### WHAT THE TASK REQUIRES:
Which lines hold the word "Benjamin"? Copy each of them from the material.

### TASK MATERIAL:
###

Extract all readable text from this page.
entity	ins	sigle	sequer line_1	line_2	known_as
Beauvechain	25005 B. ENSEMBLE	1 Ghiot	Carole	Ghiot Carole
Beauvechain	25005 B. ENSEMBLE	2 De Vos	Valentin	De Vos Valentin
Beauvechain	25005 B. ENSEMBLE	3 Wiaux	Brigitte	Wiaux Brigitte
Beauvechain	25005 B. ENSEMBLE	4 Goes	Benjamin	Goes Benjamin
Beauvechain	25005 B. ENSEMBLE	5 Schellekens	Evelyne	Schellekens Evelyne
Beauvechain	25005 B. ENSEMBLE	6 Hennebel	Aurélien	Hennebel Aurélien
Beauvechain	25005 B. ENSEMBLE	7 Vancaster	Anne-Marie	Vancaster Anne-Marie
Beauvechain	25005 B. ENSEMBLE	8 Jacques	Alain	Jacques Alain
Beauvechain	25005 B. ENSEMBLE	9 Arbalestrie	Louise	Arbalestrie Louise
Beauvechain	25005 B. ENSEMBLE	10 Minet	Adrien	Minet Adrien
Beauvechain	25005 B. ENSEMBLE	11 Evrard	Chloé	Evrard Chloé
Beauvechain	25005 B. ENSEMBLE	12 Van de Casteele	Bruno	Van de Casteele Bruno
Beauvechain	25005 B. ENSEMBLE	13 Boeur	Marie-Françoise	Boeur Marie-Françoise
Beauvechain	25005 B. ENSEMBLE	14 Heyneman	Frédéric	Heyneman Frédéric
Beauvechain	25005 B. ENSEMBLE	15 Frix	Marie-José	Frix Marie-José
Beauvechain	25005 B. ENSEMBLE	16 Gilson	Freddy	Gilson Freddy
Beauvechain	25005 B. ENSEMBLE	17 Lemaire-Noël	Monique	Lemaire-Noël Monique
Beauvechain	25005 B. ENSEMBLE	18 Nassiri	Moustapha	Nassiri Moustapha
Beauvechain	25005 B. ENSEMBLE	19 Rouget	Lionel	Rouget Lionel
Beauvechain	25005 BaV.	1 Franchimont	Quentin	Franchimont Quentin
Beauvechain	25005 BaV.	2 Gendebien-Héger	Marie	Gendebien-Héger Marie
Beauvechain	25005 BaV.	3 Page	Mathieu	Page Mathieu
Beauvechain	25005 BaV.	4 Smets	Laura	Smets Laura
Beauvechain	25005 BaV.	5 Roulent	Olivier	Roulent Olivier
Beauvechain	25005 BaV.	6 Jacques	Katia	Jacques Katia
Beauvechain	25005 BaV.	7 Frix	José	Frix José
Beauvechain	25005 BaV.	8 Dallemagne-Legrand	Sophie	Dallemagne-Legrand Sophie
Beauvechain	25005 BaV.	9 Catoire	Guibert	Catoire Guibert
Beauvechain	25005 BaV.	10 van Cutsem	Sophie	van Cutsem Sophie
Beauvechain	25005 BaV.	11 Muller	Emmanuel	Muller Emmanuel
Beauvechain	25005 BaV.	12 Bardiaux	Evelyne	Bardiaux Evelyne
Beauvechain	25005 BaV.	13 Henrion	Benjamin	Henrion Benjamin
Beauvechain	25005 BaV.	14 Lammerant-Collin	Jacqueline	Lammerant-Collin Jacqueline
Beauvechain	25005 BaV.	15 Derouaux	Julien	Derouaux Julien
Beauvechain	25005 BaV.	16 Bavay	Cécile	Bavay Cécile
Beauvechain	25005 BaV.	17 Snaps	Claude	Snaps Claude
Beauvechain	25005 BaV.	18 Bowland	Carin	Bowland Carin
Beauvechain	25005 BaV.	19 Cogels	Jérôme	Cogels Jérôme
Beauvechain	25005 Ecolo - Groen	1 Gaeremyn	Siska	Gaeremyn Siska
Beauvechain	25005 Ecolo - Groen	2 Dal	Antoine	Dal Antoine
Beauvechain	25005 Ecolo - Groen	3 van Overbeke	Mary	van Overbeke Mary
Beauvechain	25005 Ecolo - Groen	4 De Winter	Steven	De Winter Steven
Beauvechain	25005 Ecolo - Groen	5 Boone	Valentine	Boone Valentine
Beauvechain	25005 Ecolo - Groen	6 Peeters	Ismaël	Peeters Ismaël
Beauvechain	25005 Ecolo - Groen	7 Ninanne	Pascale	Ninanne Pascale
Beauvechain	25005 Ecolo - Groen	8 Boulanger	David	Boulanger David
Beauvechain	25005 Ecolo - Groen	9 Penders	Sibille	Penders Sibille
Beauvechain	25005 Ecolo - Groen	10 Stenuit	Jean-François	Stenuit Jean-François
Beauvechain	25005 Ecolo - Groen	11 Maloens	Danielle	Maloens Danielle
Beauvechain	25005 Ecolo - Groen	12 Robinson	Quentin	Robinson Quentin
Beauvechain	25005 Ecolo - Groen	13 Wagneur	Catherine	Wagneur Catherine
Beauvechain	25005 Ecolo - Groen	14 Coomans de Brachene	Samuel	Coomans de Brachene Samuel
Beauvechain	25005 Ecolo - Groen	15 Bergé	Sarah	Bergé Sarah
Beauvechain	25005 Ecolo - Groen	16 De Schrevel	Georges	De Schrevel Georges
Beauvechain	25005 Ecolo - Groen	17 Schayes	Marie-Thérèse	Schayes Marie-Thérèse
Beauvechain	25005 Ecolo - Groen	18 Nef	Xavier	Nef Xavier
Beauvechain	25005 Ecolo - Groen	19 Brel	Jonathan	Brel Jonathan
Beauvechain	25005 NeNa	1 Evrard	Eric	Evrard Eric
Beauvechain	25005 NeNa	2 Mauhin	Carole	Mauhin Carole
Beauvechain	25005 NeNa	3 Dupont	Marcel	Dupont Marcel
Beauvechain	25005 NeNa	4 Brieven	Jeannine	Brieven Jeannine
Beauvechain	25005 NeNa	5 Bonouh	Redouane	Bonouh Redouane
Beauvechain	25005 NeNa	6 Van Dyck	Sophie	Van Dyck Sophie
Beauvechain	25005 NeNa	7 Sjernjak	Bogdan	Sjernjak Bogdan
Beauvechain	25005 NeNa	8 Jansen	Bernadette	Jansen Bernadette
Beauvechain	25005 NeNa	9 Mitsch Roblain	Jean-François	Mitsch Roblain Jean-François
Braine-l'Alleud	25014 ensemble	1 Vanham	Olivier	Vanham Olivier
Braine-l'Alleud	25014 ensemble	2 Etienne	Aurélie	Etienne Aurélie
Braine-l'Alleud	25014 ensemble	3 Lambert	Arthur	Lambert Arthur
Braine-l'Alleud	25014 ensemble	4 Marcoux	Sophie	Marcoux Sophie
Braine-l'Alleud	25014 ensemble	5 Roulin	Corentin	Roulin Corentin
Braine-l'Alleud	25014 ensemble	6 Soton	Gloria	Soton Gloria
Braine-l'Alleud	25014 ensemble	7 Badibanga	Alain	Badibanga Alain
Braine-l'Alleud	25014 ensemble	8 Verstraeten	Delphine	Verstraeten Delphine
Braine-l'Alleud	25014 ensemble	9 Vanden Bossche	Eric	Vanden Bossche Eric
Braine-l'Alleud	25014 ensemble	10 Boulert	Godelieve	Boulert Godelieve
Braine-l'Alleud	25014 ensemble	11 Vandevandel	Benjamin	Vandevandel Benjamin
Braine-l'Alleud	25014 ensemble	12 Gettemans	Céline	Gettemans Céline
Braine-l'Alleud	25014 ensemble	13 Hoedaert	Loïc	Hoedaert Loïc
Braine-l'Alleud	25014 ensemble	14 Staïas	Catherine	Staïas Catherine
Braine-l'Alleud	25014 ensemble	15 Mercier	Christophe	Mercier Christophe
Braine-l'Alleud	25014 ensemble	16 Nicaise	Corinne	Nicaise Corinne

###

### WRITTEN SOLUTION:
Beauvechain	25005 B. ENSEMBLE	4 Goes	Benjamin	Goes Benjamin
Beauvechain	25005 BaV.	13 Henrion	Benjamin	Henrion Benjamin
Braine-l'Alleud	25014 ensemble	11 Vandevandel	Benjamin	Vandevandel Benjamin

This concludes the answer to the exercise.